Stored items
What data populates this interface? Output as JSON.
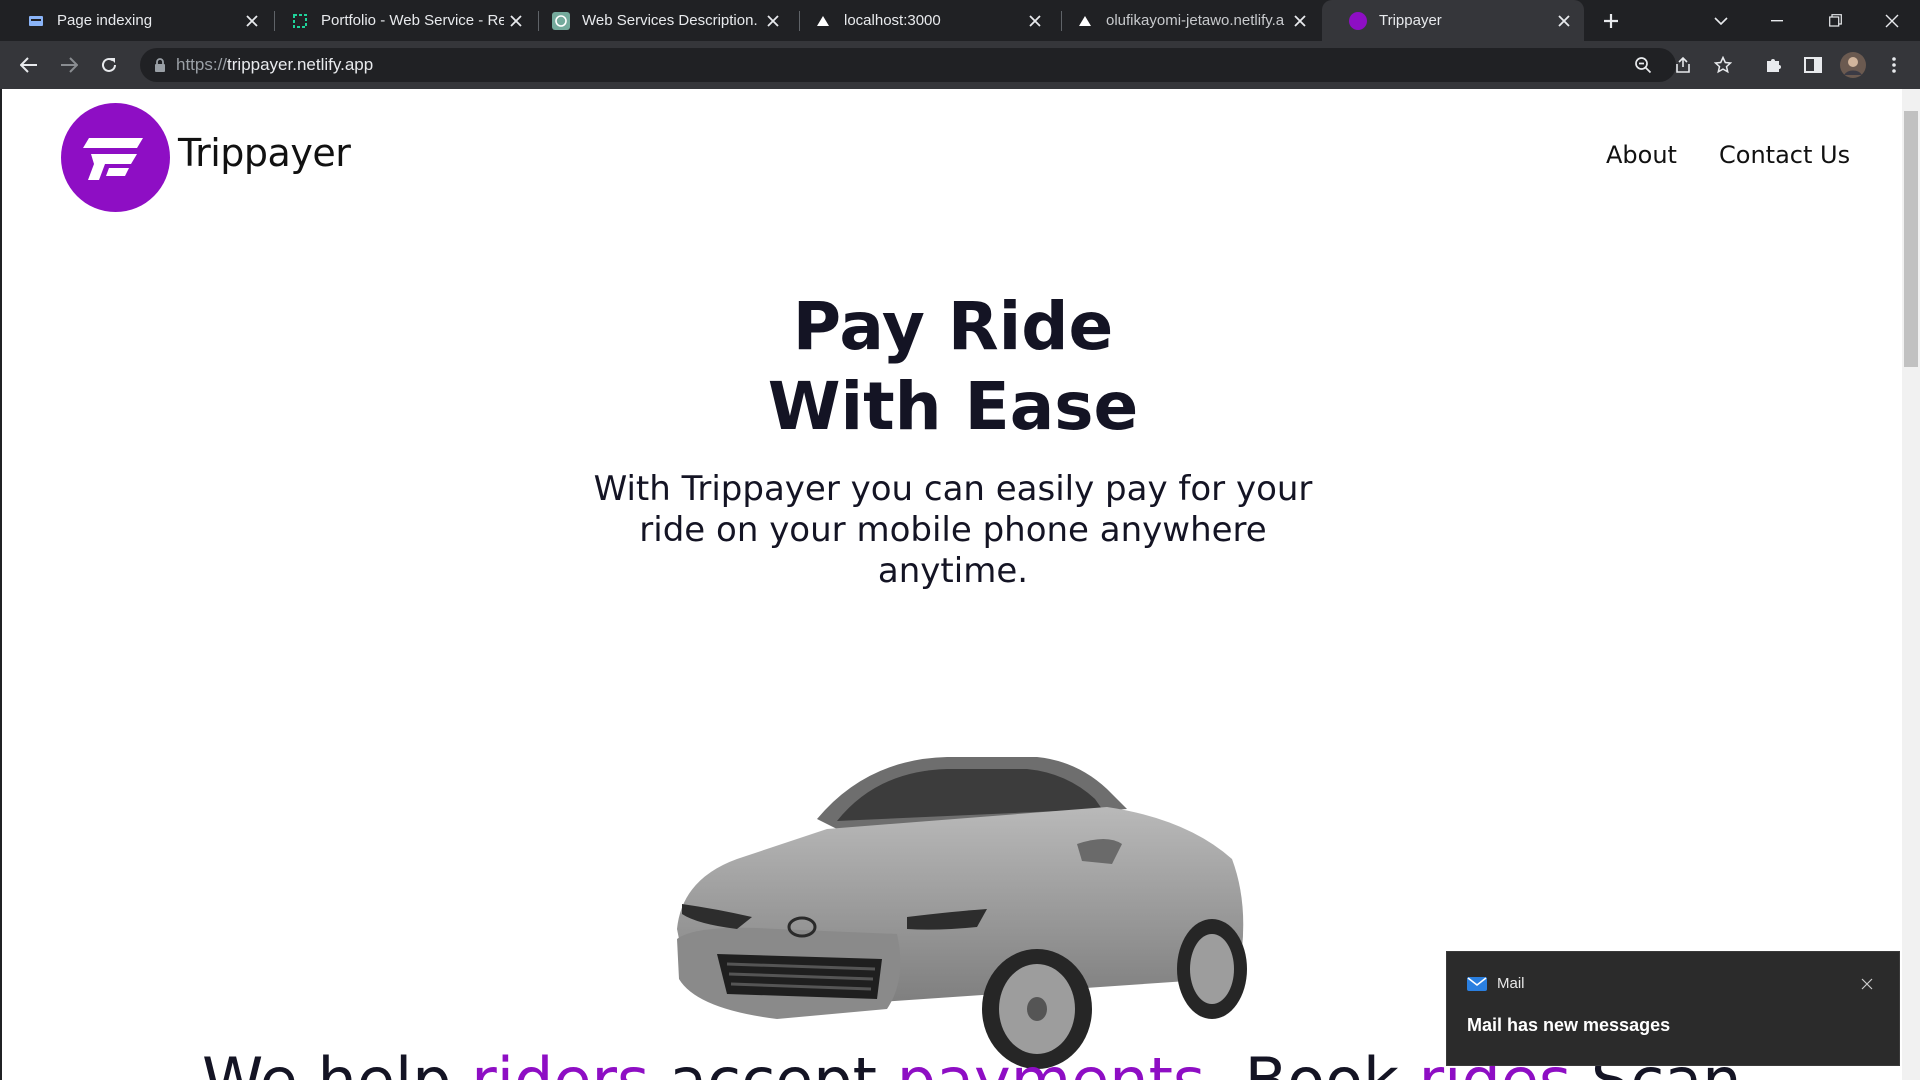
{
  "browser": {
    "tabs": [
      {
        "title": "Page indexing",
        "icon": "search-console-icon",
        "active": false
      },
      {
        "title": "Portfolio - Web Service - Re",
        "icon": "replit-icon",
        "active": false
      },
      {
        "title": "Web Services Description.",
        "icon": "chatgpt-icon",
        "active": false
      },
      {
        "title": "localhost:3000",
        "icon": "triangle-icon",
        "active": false
      },
      {
        "title": "olufikayomi-jetawo.netlify.a",
        "icon": "triangle-icon",
        "active": false
      },
      {
        "title": "Trippayer",
        "icon": "trippayer-favicon",
        "active": true
      }
    ],
    "address": {
      "scheme": "https://",
      "host": "trippayer.netlify.app"
    }
  },
  "site": {
    "brand": "Trippayer",
    "nav": {
      "about": "About",
      "contact": "Contact Us"
    },
    "hero": {
      "title_line1": "Pay Ride",
      "title_line2": "With Ease",
      "subtitle": "With Trippayer you can easily pay for your ride on your mobile phone anywhere anytime."
    },
    "tagline": {
      "p1": "We help ",
      "p2": "riders",
      "p3": " accept ",
      "p4": "payments",
      "p5": ", Book ",
      "p6": "rides",
      "p7": " Scan"
    },
    "accent_color": "#8e0ec4"
  },
  "notification": {
    "app": "Mail",
    "message": "Mail has new messages"
  }
}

■ What needs to be done ■
Leave out the pictures and transcribe the entries above exactly.

■ Final result ■
What data populates this interface? Output as JSON.
{
  "browser": {
    "tabs": [
      {
        "title": "Page indexing",
        "icon": "search-console-icon",
        "active": false
      },
      {
        "title": "Portfolio - Web Service - Re",
        "icon": "replit-icon",
        "active": false
      },
      {
        "title": "Web Services Description.",
        "icon": "chatgpt-icon",
        "active": false
      },
      {
        "title": "localhost:3000",
        "icon": "triangle-icon",
        "active": false
      },
      {
        "title": "olufikayomi-jetawo.netlify.a",
        "icon": "triangle-icon",
        "active": false
      },
      {
        "title": "Trippayer",
        "icon": "trippayer-favicon",
        "active": true
      }
    ],
    "address": {
      "scheme": "https://",
      "host": "trippayer.netlify.app"
    }
  },
  "site": {
    "brand": "Trippayer",
    "nav": {
      "about": "About",
      "contact": "Contact Us"
    },
    "hero": {
      "title_line1": "Pay Ride",
      "title_line2": "With Ease",
      "subtitle": "With Trippayer you can easily pay for your ride on your mobile phone anywhere anytime."
    },
    "tagline": {
      "p1": "We help ",
      "p2": "riders",
      "p3": " accept ",
      "p4": "payments",
      "p5": ", Book ",
      "p6": "rides",
      "p7": " Scan"
    },
    "accent_color": "#8e0ec4"
  },
  "notification": {
    "app": "Mail",
    "message": "Mail has new messages"
  }
}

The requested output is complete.